▶ [Short exercise] You are to retype all of the data exactly as it appears.
** Start of Records for this task **
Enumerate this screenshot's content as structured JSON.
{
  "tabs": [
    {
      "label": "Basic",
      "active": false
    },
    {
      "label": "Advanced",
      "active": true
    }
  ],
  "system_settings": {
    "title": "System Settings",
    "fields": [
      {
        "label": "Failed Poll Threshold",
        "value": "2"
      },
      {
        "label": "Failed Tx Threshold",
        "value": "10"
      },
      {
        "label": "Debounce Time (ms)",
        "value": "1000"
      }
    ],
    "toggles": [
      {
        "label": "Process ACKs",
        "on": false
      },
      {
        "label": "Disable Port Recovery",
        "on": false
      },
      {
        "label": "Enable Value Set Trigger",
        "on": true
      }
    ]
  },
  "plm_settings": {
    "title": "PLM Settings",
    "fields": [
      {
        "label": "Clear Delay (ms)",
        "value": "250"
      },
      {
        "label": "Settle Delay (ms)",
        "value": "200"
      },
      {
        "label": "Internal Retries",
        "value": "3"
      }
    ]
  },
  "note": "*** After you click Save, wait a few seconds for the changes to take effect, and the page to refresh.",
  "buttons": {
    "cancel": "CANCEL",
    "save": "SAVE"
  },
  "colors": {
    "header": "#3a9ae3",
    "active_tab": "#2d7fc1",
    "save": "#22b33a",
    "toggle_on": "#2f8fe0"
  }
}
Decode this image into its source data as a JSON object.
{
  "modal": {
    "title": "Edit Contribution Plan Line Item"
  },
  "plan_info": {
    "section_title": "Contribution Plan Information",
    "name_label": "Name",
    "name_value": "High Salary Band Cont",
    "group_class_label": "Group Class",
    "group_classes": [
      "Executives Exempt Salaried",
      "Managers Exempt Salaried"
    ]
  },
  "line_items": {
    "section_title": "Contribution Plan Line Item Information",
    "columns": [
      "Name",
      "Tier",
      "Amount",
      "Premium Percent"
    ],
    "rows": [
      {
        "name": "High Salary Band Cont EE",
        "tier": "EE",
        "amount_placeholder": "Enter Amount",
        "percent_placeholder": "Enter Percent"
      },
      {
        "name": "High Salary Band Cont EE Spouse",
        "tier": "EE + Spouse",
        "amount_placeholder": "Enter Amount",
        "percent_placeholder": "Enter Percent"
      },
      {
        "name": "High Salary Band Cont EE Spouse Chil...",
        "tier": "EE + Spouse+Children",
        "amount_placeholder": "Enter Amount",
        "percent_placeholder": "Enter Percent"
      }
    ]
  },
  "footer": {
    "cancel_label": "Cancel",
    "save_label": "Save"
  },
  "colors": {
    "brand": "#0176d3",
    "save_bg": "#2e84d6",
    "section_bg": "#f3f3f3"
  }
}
** End of Records for this task **
▶ [Result of the exercise]
Enumerate this screenshot's content as structured JSON.
{
  "tabs": [
    {
      "label": "Basic",
      "active": false
    },
    {
      "label": "Advanced",
      "active": true
    }
  ],
  "system_settings": {
    "title": "System Settings",
    "fields": [
      {
        "label": "Failed Poll Threshold",
        "value": "2"
      },
      {
        "label": "Failed Tx Threshold",
        "value": "10"
      },
      {
        "label": "Debounce Time (ms)",
        "value": "1000"
      }
    ],
    "toggles": [
      {
        "label": "Process ACKs",
        "on": false
      },
      {
        "label": "Disable Port Recovery",
        "on": false
      },
      {
        "label": "Enable Value Set Trigger",
        "on": true
      }
    ]
  },
  "plm_settings": {
    "title": "PLM Settings",
    "fields": [
      {
        "label": "Clear Delay (ms)",
        "value": "250"
      },
      {
        "label": "Settle Delay (ms)",
        "value": "200"
      },
      {
        "label": "Internal Retries",
        "value": "3"
      }
    ]
  },
  "note": "*** After you click Save, wait a few seconds for the changes to take effect, and the page to refresh.",
  "buttons": {
    "cancel": "CANCEL",
    "save": "SAVE"
  },
  "colors": {
    "header": "#3a9ae3",
    "active_tab": "#2d7fc1",
    "save": "#22b33a",
    "toggle_on": "#2f8fe0"
  }
}
Decode this image into its source data as a JSON object.
{
  "modal": {
    "title": "Edit Contribution Plan Line Item"
  },
  "plan_info": {
    "section_title": "Contribution Plan Information",
    "name_label": "Name",
    "name_value": "High Salary Band Cont",
    "group_class_label": "Group Class",
    "group_classes": [
      "Executives Exempt Salaried",
      "Managers Exempt Salaried"
    ]
  },
  "line_items": {
    "section_title": "Contribution Plan Line Item Information",
    "columns": [
      "Name",
      "Tier",
      "Amount",
      "Premium Percent"
    ],
    "rows": [
      {
        "name": "High Salary Band Cont EE",
        "tier": "EE",
        "amount_placeholder": "Enter Amount",
        "percent_placeholder": "Enter Percent"
      },
      {
        "name": "High Salary Band Cont EE Spouse",
        "tier": "EE + Spouse",
        "amount_placeholder": "Enter Amount",
        "percent_placeholder": "Enter Percent"
      },
      {
        "name": "High Salary Band Cont EE Spouse Chil...",
        "tier": "EE + Spouse+Children",
        "amount_placeholder": "Enter Amount",
        "percent_placeholder": "Enter Percent"
      }
    ]
  },
  "footer": {
    "cancel_label": "Cancel",
    "save_label": "Save"
  },
  "colors": {
    "brand": "#0176d3",
    "save_bg": "#2e84d6",
    "section_bg": "#f3f3f3"
  }
}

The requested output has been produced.